(Records from a data source)
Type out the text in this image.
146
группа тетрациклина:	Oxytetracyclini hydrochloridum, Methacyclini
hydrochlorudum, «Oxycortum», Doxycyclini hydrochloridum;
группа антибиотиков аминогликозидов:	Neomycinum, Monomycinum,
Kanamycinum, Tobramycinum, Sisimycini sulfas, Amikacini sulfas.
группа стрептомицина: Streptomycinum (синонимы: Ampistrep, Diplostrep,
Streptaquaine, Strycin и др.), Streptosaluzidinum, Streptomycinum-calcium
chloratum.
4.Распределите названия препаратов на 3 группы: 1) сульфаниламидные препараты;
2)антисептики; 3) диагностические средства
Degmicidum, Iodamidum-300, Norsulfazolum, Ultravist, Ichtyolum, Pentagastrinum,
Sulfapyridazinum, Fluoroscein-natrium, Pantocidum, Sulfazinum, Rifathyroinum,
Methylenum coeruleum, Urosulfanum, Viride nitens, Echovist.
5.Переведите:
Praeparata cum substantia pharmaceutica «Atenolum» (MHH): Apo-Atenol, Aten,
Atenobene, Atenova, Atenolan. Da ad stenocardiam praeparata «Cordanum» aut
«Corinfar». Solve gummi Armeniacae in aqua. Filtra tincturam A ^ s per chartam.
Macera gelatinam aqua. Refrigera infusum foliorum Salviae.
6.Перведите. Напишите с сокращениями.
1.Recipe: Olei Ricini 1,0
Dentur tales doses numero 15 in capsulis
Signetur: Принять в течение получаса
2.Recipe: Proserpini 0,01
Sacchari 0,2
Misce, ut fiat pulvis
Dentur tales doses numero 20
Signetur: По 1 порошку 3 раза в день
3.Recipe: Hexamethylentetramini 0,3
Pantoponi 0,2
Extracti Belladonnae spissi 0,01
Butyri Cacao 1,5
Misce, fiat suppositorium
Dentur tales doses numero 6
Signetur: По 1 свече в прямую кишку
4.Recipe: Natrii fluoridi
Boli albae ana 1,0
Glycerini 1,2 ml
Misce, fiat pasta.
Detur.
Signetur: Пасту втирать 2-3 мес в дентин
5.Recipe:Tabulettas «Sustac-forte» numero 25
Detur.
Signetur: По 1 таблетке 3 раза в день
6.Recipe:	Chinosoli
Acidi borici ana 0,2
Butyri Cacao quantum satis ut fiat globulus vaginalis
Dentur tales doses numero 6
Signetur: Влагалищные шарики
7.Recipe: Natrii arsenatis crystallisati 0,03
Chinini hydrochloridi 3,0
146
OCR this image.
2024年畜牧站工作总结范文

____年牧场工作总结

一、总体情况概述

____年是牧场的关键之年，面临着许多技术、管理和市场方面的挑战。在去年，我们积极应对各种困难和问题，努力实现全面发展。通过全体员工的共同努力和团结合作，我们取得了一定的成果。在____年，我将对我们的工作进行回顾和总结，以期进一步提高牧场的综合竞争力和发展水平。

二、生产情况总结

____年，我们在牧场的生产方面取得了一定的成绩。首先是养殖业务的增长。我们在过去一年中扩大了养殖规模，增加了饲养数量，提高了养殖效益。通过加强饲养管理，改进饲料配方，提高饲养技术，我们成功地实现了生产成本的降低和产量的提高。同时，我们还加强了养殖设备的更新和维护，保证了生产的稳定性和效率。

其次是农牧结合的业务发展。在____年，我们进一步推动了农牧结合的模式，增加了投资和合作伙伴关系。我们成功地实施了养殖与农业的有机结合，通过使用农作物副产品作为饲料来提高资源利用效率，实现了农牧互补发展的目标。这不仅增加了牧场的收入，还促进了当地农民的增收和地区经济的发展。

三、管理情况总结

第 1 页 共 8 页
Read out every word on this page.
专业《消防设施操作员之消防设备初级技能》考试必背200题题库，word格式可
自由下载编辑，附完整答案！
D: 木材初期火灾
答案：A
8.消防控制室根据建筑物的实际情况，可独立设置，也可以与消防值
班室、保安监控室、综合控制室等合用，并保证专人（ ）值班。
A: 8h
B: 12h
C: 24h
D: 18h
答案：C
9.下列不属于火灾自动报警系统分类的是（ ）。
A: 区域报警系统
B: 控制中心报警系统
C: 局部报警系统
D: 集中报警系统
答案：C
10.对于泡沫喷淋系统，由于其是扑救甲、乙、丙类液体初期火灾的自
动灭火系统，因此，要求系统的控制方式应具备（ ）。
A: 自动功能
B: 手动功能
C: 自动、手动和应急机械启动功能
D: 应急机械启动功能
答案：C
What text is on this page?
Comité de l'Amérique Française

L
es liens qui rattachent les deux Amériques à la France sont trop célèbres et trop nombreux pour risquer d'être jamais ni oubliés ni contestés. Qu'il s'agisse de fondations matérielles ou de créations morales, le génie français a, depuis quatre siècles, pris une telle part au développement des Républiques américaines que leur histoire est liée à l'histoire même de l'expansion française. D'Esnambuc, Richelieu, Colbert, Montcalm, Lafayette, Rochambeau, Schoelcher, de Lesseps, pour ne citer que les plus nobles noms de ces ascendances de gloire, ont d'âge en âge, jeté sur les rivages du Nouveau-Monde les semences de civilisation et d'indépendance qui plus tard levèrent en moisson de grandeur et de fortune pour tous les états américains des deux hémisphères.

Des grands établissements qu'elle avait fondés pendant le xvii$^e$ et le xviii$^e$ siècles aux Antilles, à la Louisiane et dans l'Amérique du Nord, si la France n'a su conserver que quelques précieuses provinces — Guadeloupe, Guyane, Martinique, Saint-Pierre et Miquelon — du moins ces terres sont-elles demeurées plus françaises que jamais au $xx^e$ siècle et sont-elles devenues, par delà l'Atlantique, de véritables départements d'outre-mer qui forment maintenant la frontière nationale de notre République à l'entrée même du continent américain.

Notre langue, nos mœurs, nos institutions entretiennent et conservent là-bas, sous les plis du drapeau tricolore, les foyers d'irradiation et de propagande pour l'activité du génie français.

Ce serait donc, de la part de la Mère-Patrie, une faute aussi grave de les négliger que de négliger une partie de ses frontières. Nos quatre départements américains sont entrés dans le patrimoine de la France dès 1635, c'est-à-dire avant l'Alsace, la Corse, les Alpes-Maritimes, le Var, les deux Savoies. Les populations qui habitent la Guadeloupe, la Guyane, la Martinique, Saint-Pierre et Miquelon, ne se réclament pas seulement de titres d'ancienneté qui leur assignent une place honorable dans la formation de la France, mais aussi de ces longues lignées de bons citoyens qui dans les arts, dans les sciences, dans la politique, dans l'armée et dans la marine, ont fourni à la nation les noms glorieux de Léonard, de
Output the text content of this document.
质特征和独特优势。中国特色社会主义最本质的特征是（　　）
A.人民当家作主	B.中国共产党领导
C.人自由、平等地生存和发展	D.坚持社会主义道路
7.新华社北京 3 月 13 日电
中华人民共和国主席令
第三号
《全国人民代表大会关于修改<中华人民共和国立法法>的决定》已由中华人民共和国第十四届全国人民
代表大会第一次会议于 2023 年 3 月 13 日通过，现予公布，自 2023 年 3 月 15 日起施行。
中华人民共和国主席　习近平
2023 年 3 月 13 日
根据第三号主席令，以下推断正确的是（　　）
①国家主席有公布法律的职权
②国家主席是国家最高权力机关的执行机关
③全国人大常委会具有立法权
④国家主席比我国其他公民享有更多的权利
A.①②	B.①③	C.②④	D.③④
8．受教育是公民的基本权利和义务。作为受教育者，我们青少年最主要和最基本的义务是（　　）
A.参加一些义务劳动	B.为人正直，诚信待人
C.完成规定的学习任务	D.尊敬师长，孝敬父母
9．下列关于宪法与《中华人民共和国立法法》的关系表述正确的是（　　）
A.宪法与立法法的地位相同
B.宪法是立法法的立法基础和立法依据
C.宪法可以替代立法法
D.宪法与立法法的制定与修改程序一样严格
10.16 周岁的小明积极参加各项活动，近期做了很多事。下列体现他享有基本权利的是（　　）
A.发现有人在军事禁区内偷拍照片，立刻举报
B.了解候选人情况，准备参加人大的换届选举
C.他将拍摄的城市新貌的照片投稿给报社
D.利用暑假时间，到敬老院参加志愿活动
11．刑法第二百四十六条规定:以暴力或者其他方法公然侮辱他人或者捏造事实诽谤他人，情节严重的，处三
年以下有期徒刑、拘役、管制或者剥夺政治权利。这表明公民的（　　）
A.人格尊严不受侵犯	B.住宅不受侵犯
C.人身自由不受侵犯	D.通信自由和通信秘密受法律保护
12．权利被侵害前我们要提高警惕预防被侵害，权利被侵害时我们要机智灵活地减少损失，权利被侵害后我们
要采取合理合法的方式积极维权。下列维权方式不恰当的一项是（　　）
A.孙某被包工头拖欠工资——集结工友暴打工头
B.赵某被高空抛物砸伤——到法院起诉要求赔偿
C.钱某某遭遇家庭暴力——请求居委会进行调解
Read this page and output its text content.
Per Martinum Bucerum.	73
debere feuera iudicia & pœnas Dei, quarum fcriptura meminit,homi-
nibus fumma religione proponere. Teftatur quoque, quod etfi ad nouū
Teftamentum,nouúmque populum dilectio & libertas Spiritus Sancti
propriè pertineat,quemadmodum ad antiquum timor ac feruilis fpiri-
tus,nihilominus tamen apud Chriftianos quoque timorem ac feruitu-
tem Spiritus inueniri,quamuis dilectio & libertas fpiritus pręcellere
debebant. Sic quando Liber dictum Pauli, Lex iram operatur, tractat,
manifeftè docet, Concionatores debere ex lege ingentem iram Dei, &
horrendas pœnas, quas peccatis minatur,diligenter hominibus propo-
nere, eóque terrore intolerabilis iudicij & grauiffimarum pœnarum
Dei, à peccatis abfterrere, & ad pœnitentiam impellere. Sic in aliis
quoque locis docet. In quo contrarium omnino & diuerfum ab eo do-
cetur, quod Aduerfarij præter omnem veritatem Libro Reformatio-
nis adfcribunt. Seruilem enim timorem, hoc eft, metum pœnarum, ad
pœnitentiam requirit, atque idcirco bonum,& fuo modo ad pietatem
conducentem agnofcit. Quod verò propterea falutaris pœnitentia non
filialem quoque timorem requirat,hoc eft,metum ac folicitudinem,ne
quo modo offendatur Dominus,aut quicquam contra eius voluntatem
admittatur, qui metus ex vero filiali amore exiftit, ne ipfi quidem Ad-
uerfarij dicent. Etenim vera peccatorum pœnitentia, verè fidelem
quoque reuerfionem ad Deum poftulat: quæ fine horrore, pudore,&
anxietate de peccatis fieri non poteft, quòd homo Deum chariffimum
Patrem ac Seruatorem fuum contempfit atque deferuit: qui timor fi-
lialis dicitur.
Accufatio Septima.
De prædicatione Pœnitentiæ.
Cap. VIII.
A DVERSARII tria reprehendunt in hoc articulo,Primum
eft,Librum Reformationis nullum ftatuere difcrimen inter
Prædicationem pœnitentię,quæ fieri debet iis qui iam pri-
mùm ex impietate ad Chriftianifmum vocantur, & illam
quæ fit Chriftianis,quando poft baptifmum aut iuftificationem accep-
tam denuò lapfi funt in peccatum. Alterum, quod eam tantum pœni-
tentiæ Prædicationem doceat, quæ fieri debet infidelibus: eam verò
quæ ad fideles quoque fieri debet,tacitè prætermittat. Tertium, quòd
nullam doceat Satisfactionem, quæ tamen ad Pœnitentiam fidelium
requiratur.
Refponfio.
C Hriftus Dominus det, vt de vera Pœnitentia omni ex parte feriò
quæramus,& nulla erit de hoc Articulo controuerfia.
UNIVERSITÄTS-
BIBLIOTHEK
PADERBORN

*JOB*
Choose all lines containing the string "fieri" and copy them out.

*CORRECT ANSWER*
anxietate de peccatis fieri non poteft, quòd homo Deum chariffimum
Prædicationem pœnitentię,quæ fieri debet iis qui iam pri-
tentiæ Prædicationem doceat, quæ fieri debet infidelibus: eam verò
quæ ad fideles quoque fieri debet,tacitè prætermittat. Tertium, quòd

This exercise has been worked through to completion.